> _Goal of the exercise_: Repeat the records below exactly, leaving out every picture.

.....

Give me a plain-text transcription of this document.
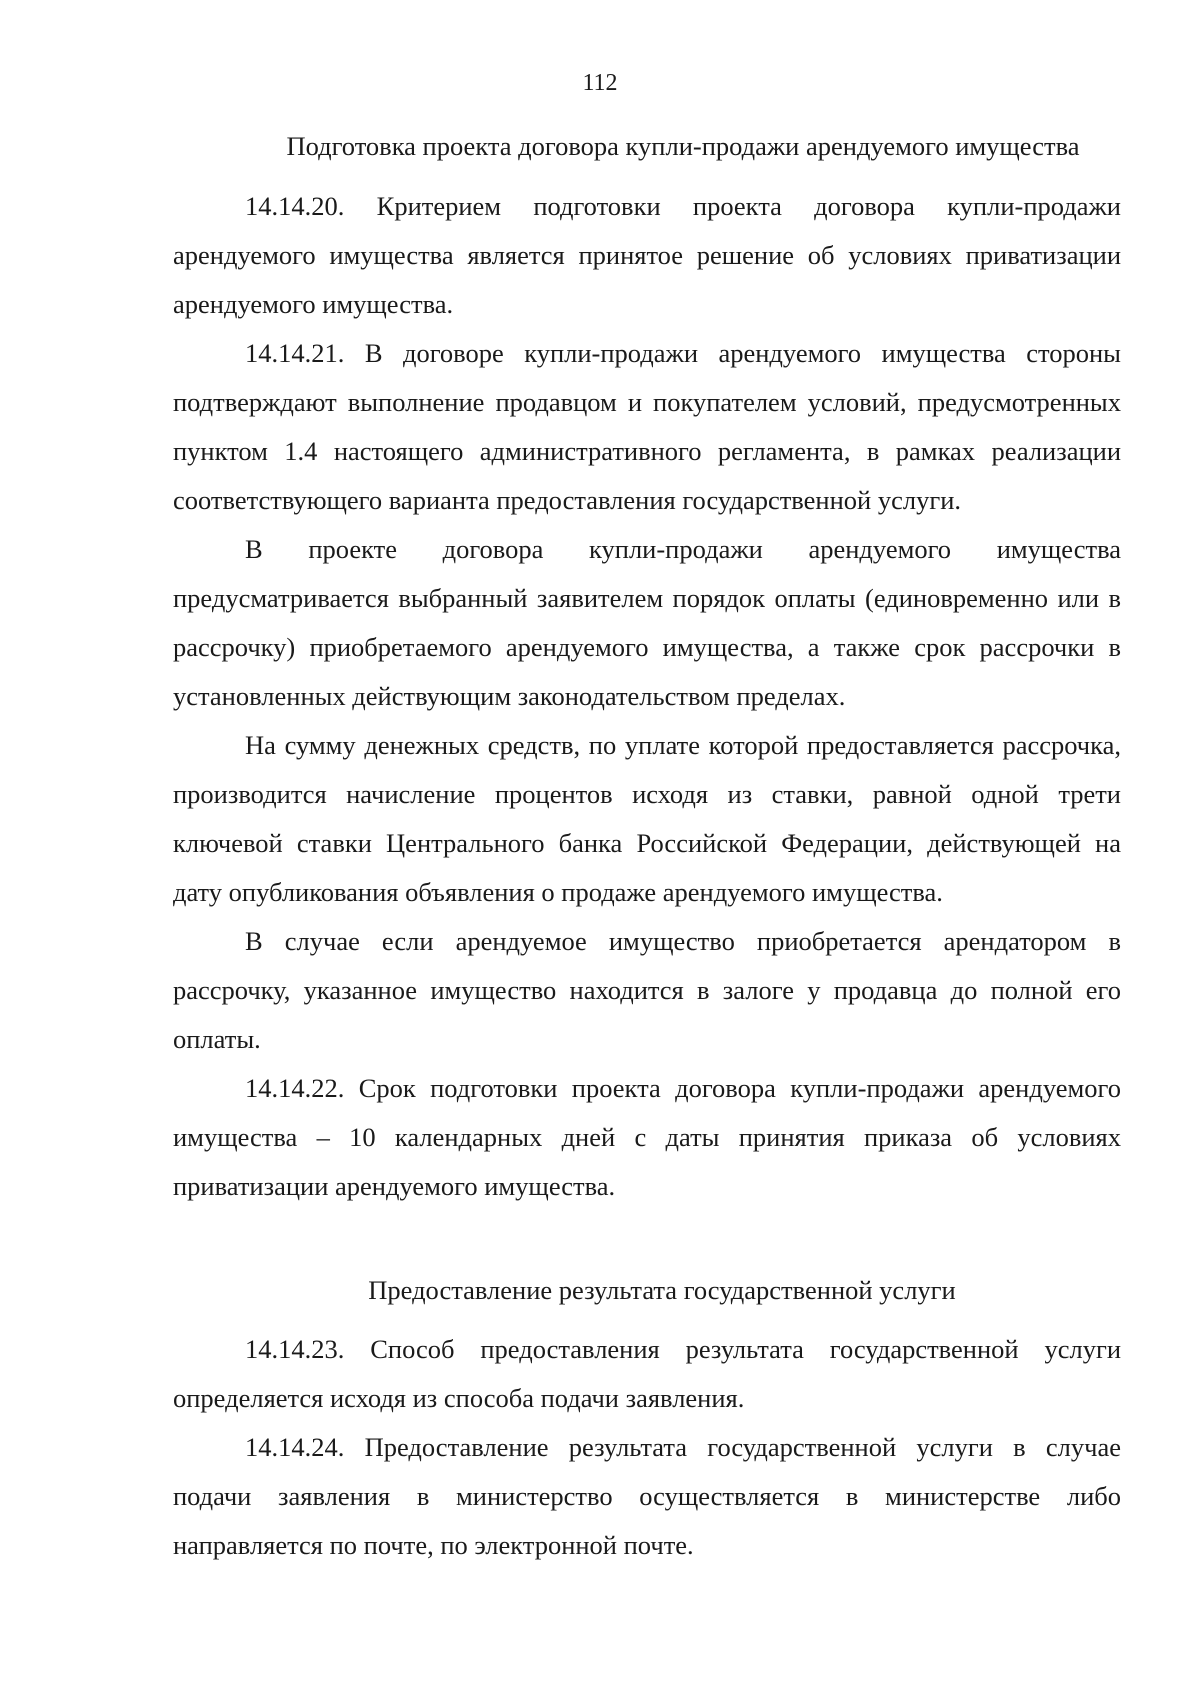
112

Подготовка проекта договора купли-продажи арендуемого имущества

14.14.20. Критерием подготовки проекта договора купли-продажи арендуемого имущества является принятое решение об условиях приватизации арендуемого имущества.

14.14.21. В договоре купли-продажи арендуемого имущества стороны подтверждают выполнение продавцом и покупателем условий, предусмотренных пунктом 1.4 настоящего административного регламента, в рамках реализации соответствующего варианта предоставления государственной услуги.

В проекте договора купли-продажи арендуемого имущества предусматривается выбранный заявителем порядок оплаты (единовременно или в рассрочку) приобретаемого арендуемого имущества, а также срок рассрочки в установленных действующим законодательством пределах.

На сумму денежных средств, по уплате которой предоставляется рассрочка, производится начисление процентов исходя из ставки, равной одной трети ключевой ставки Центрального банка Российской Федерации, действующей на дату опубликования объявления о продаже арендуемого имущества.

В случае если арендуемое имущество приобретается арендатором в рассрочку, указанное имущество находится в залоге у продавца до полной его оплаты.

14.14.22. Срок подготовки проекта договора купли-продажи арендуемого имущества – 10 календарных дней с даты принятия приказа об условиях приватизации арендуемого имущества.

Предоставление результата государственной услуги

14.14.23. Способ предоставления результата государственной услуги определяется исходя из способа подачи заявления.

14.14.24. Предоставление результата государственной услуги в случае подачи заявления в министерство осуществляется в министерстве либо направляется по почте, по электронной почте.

.....

> _Result of the task_:
Give me a plain-text transcription of this document.
112

Подготовка проекта договора купли-продажи арендуемого имущества

14.14.20. Критерием подготовки проекта договора купли-продажи арендуемого имущества является принятое решение об условиях приватизации арендуемого имущества.

14.14.21. В договоре купли-продажи арендуемого имущества стороны подтверждают выполнение продавцом и покупателем условий, предусмотренных пунктом 1.4 настоящего административного регламента, в рамках реализации соответствующего варианта предоставления государственной услуги.

В проекте договора купли-продажи арендуемого имущества предусматривается выбранный заявителем порядок оплаты (единовременно или в рассрочку) приобретаемого арендуемого имущества, а также срок рассрочки в установленных действующим законодательством пределах.

На сумму денежных средств, по уплате которой предоставляется рассрочка, производится начисление процентов исходя из ставки, равной одной трети ключевой ставки Центрального банка Российской Федерации, действующей на дату опубликования объявления о продаже арендуемого имущества.

В случае если арендуемое имущество приобретается арендатором в рассрочку, указанное имущество находится в залоге у продавца до полной его оплаты.

14.14.22. Срок подготовки проекта договора купли-продажи арендуемого имущества – 10 календарных дней с даты принятия приказа об условиях приватизации арендуемого имущества.

Предоставление результата государственной услуги

14.14.23. Способ предоставления результата государственной услуги определяется исходя из способа подачи заявления.

14.14.24. Предоставление результата государственной услуги в случае подачи заявления в министерство осуществляется в министерстве либо направляется по почте, по электронной почте.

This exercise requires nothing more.